Toute cette construction conceptuelle appliquée à l'opéra de Verdi serait sans doute fascinante dans le cadre d'un cours d'histoire sur la réception du personnage de Falstaff. Mais elle a été fort mal reçue par le public lors des deux premières représentations salzbourgeoises parce qu'elle déconstruit l'histoire de Falstaff, réduit en miettes la magie du spectacle, détruit l'illusion et la possibilité de s'identifier aux personnages. Le personnage de Falstaff n'est pas représenté comme un obèse ventripotent, pendant le tournage du film on essaye constamment de lui faire revêtir une prothèse de ventre qu'il refuse obstinément. Il ne se goinfre pas, ne s'alcoolise pas davantage, mais absorbe sans arrêt des pilules dont on ne saura pas si elles sont de couleur bleue ni quelle stimulation elles apportent. On ne le cache pas non plus dans un panier à linge et on ne le voit pas tomber dans la Tamise, mais on observe l'assistant d'Orson W. essayer différents formats de paniers ou se laisser tomber dans la piscine sans eau où on le voit rebondir comme sur un trampolin. Tout cela donne une mise en scène en surimpression ou en collage qui, pour être comprise, suppose une introduction, un mode d'emploi, ce qui nous paraît dénaturer la notion même de spectacle.
——————————
__CONSIGNE A__
Dans le texte sur la mise en scène de Falstaff, qu'est-ce que le personnage de Falstaff refuse obstinément de revêtir pendant le tournage du film ?

__Éléments enregistrés du jeu de données__
——————————
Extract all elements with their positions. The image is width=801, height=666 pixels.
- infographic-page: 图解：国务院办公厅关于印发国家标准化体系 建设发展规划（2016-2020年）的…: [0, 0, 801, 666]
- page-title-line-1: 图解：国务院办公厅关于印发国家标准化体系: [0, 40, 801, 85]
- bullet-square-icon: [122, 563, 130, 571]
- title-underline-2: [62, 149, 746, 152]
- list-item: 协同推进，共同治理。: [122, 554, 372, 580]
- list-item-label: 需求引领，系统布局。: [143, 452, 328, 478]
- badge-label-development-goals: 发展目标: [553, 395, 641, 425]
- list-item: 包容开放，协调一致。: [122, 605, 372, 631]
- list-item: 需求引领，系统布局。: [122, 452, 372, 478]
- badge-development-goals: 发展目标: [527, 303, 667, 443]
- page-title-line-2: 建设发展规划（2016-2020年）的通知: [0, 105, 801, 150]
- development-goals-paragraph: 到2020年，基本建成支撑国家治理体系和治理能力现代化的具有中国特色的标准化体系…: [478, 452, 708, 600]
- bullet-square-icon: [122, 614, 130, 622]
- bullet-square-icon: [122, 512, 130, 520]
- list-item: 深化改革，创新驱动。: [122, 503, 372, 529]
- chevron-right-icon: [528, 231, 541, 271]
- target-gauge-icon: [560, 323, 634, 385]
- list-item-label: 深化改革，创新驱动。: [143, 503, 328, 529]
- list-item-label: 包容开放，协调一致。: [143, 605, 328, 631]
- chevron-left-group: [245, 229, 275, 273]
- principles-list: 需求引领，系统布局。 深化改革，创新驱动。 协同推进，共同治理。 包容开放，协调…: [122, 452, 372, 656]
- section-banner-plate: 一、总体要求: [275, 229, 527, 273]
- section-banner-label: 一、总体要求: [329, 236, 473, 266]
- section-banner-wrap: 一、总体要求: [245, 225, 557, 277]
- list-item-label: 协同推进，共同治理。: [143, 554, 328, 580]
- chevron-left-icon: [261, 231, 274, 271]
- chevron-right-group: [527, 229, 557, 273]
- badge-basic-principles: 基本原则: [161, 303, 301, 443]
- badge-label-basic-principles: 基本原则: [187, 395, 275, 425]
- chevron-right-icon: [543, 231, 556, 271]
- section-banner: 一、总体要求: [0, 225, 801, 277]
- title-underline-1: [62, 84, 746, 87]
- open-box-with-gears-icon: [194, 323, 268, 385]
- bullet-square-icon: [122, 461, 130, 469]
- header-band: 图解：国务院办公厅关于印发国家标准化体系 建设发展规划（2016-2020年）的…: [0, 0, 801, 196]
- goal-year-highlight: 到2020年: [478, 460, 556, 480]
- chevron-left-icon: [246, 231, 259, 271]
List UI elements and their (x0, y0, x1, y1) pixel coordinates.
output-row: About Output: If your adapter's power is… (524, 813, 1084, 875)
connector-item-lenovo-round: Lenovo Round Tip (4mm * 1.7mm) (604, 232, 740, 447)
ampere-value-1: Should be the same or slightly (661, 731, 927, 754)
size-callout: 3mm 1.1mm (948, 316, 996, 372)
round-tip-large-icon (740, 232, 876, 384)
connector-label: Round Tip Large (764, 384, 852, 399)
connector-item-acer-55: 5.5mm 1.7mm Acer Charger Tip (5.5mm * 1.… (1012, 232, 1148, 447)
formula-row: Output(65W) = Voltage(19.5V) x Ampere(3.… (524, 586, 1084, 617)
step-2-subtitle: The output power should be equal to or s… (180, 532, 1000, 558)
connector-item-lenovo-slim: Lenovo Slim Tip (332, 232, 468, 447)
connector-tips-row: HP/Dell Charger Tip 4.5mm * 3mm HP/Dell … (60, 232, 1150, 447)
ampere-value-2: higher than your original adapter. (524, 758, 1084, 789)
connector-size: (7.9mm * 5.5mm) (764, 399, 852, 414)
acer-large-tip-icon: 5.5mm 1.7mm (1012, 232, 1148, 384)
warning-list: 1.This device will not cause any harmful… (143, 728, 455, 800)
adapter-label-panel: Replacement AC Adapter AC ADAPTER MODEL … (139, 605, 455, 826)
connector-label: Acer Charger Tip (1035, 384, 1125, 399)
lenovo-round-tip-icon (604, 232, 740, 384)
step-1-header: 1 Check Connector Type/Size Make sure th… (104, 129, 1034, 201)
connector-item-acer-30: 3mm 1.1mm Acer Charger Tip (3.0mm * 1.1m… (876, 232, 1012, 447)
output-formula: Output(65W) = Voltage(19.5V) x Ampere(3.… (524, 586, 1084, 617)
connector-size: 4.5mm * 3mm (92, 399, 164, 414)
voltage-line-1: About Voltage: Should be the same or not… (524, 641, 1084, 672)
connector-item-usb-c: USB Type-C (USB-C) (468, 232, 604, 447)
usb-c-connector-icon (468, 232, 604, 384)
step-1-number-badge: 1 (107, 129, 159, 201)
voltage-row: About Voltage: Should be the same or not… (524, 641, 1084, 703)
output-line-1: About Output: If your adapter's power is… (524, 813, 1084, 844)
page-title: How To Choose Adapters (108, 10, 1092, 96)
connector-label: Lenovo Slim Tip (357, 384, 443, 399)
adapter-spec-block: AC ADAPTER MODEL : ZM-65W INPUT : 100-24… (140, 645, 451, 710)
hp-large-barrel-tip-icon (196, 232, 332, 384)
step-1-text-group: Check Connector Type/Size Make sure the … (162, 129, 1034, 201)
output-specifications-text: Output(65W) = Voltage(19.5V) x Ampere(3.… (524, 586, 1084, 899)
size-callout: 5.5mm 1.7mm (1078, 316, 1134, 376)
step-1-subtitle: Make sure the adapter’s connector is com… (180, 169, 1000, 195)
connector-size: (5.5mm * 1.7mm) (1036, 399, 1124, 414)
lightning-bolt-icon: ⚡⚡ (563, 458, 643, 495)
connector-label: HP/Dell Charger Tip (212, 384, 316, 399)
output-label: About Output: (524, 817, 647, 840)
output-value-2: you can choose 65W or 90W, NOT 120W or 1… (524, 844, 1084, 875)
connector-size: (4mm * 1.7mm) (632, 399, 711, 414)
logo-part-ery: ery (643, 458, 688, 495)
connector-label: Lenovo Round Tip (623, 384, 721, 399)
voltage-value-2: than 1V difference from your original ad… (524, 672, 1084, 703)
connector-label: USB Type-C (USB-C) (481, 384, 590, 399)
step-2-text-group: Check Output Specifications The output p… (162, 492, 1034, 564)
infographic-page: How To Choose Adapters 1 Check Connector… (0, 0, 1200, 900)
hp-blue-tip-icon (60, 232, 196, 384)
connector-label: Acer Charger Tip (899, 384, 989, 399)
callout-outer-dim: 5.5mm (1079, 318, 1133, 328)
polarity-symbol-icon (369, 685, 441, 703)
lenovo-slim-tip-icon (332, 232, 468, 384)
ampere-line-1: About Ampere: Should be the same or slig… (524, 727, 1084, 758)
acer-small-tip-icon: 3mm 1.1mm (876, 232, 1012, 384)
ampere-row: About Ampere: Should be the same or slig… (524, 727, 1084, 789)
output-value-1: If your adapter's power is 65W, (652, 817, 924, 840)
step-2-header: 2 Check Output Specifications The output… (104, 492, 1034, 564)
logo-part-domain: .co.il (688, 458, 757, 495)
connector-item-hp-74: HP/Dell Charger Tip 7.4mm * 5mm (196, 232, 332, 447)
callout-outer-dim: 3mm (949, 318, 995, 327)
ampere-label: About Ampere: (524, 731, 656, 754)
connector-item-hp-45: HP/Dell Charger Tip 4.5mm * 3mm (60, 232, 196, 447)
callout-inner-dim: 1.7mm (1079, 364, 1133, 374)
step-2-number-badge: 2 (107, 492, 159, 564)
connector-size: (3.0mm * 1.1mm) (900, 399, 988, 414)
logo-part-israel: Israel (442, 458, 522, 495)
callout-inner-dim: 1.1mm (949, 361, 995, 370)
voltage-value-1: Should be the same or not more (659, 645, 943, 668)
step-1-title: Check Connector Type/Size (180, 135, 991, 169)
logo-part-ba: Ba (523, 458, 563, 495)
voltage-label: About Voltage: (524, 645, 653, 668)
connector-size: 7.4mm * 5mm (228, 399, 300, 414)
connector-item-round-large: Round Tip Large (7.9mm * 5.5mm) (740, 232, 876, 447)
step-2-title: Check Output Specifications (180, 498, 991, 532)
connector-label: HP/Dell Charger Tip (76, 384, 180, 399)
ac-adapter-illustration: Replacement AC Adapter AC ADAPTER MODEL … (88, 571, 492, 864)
——————————
__CONSIGNE B__
Citez à l'identique les lignes du listing, depuis son début jusqu'à la ligne contenant « - title-underline-2: [62, 149, 746, 152] », celle-ci incluse.

__SOLUTION DU PROBLÈME A__
Il refuse de revêtir une prothèse de ventre.

__SOLUTION DU PROBLÈME B__
Extract all elements with their positions. The image is width=801, height=666 pixels.
- infographic-page: 图解：国务院办公厅关于印发国家标准化体系 建设发展规划（2016-2020年）的…: [0, 0, 801, 666]
- page-title-line-1: 图解：国务院办公厅关于印发国家标准化体系: [0, 40, 801, 85]
- bullet-square-icon: [122, 563, 130, 571]
- title-underline-2: [62, 149, 746, 152]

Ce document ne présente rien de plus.